WHAT IS ASKED. Copy out each line of the listing that has the word "Signal" in it.

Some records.

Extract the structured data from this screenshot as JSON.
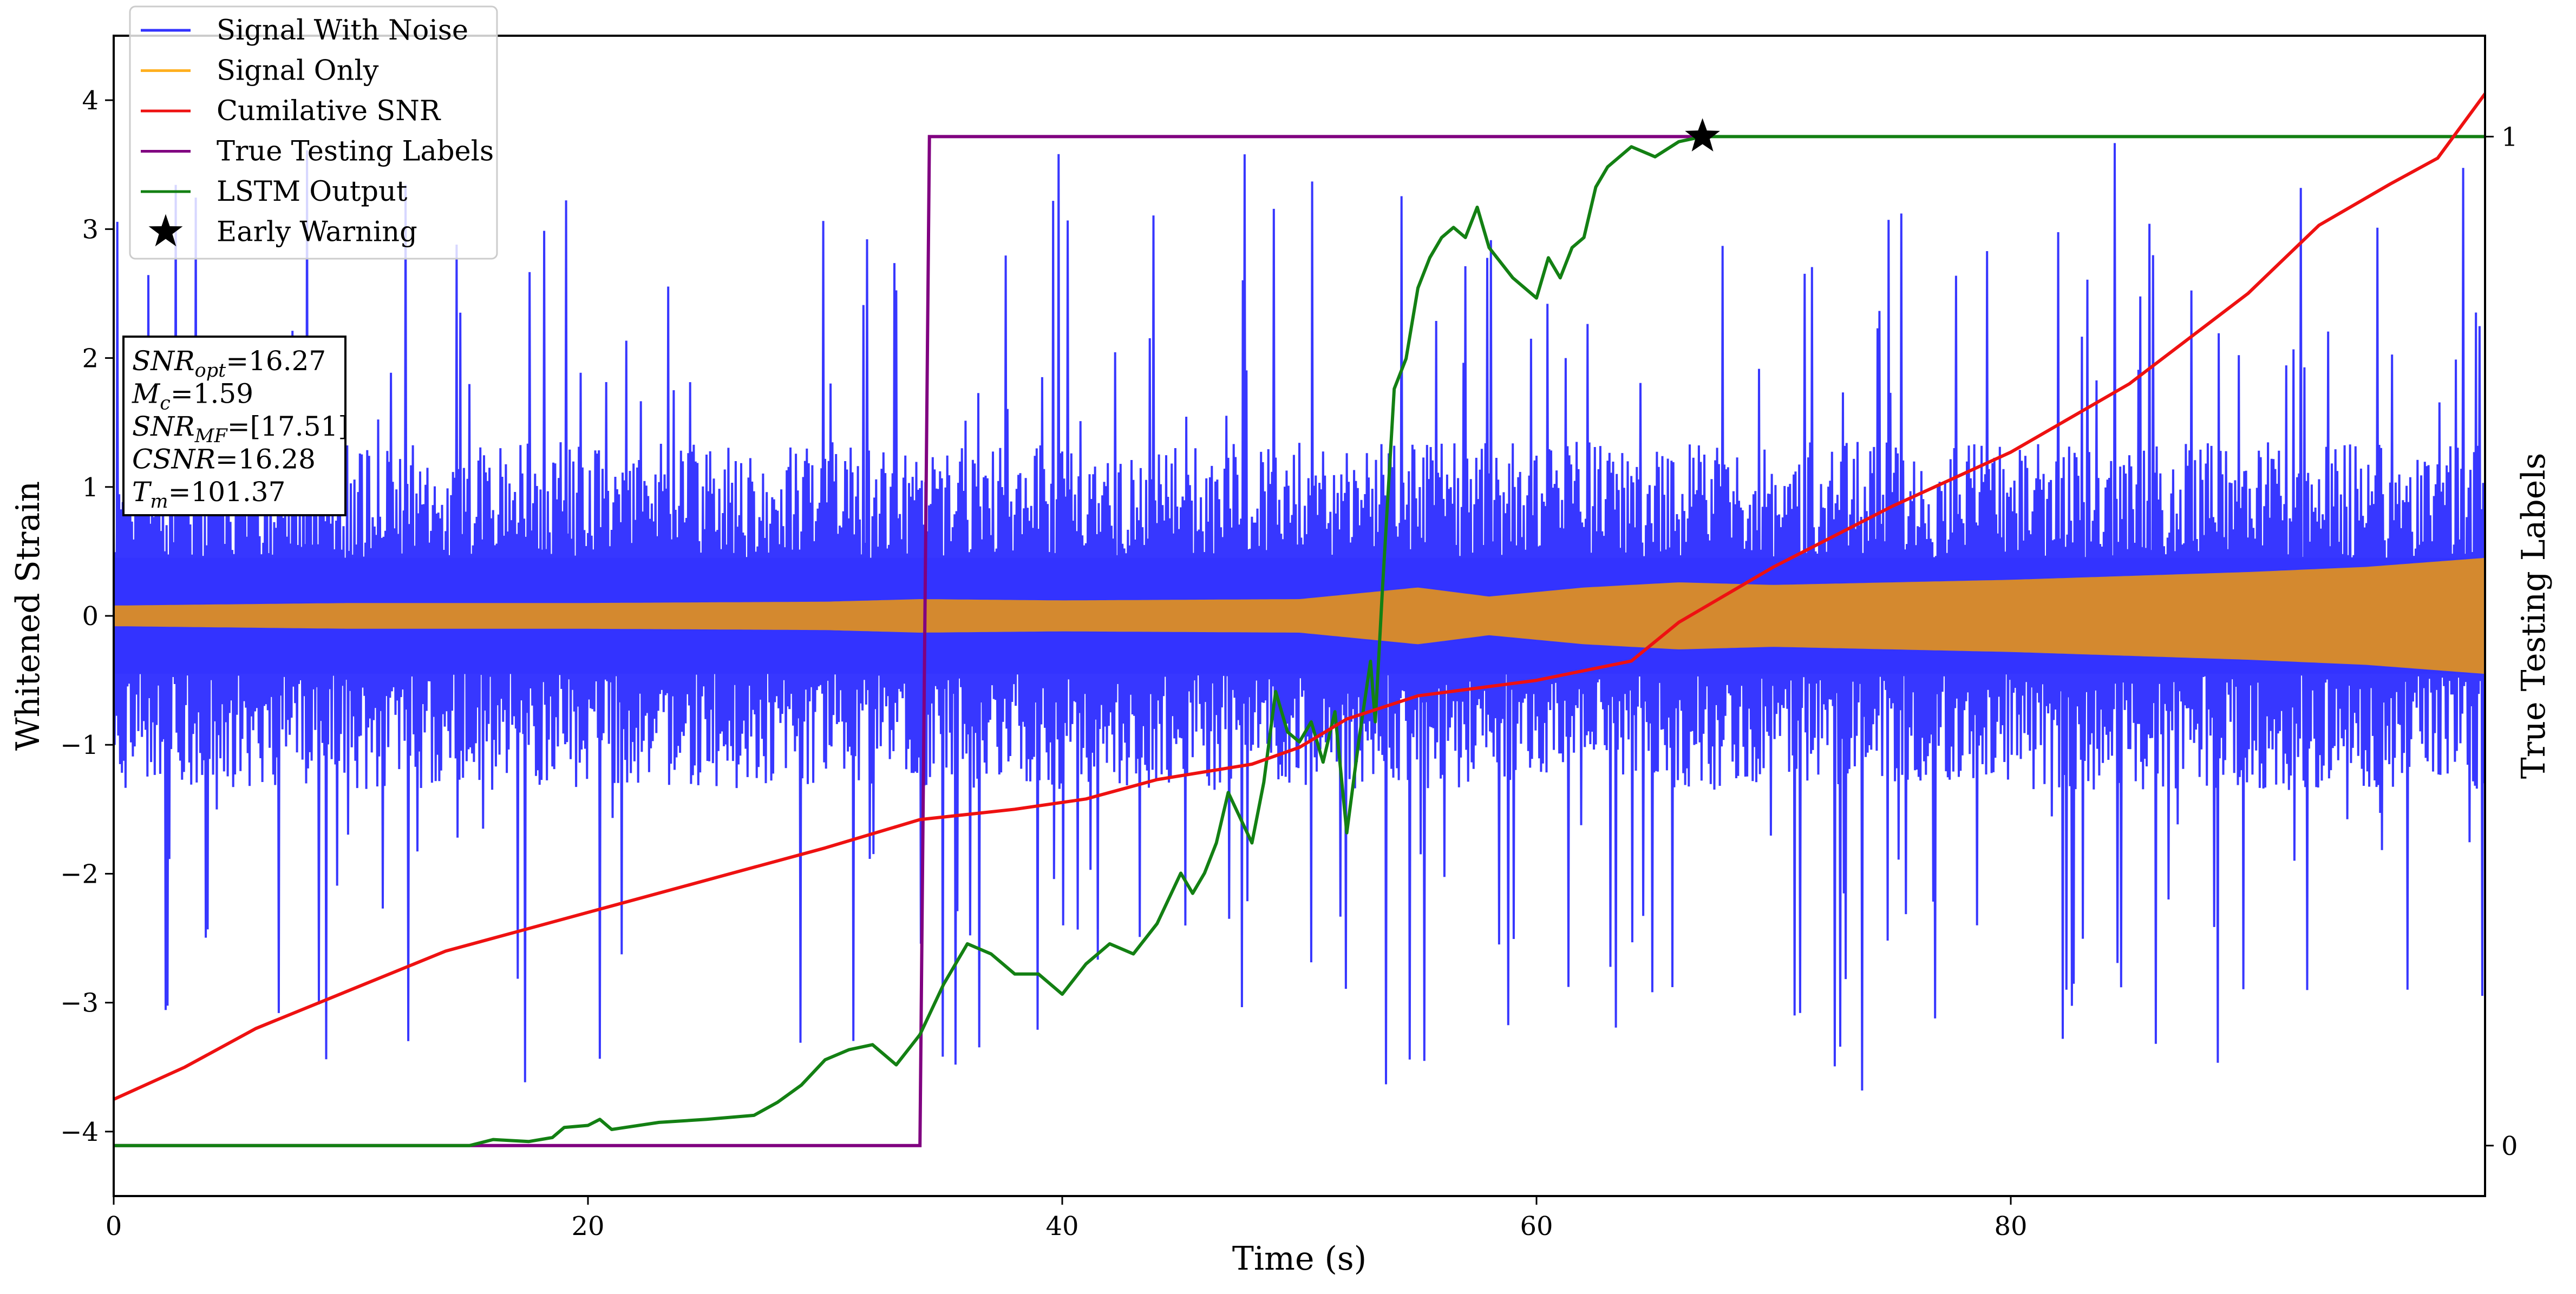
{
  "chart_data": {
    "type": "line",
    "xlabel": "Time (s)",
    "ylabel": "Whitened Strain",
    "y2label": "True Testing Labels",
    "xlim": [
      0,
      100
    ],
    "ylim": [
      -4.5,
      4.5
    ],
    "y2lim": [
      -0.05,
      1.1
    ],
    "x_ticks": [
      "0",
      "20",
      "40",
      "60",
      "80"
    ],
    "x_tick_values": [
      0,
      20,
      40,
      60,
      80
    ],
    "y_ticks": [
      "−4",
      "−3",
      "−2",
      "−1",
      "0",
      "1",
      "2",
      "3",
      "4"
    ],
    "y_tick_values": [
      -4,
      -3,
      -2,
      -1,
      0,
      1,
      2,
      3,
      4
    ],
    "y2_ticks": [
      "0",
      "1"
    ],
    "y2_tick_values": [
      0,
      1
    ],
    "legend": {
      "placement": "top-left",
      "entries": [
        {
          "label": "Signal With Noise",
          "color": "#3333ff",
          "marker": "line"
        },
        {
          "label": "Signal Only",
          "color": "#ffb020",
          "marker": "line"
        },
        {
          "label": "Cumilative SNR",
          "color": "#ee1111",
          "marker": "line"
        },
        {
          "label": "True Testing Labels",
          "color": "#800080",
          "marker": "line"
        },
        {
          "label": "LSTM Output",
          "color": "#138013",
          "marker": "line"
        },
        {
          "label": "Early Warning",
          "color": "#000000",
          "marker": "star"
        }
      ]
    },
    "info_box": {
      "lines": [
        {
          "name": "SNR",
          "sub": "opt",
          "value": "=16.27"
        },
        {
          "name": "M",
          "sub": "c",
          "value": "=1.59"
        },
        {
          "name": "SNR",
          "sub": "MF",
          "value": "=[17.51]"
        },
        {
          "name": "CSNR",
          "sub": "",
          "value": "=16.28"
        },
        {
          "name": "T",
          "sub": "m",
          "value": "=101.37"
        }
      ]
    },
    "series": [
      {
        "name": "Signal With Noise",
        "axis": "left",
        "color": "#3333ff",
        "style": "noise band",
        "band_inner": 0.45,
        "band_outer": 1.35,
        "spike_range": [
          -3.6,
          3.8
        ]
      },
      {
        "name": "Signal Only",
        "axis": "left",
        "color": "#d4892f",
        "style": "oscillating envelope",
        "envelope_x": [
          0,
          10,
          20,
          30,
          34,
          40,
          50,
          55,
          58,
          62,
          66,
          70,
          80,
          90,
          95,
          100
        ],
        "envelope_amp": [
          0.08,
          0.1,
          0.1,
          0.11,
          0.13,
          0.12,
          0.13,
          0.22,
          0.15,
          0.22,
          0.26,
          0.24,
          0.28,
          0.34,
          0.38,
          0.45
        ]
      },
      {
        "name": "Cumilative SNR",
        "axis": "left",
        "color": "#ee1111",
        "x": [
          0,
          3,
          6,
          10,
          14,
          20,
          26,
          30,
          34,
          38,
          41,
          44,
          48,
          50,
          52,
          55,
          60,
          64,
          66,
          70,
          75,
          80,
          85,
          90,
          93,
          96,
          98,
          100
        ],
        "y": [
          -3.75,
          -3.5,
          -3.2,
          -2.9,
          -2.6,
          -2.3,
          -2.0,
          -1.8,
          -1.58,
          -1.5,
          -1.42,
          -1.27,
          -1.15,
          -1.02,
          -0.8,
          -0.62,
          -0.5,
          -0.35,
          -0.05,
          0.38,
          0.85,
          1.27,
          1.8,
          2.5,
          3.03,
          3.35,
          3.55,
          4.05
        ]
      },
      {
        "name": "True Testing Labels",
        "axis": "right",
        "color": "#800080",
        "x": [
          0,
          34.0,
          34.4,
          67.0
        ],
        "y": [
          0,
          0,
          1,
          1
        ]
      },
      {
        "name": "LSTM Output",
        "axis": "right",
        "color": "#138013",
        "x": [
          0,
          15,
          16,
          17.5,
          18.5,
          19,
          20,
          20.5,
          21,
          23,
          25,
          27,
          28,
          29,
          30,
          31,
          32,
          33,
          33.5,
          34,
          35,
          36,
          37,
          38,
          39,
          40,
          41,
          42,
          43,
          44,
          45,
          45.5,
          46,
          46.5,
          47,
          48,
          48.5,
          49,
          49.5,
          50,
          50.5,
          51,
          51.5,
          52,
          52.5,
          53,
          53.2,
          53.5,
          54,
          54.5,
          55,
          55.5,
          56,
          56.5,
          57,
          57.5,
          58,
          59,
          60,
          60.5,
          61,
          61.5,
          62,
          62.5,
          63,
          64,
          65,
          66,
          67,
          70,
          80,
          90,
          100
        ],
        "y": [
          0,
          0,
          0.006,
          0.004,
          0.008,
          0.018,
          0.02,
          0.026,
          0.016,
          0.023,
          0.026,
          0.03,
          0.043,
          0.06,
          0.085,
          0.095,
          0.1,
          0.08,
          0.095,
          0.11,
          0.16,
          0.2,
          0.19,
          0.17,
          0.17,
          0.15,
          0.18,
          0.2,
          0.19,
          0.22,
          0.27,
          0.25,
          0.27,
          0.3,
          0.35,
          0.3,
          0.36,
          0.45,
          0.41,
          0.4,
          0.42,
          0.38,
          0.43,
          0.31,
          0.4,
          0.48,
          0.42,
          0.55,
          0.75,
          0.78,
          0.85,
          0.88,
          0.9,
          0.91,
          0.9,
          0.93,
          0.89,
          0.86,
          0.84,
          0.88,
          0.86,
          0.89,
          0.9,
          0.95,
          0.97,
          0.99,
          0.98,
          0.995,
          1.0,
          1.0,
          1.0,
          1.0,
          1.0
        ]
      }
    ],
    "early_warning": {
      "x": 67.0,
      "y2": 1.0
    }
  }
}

EXERCISE ANSWER.
          "label": "Signal With Noise",
          "label": "Signal Only",
        "name": "Signal With Noise",
        "name": "Signal Only",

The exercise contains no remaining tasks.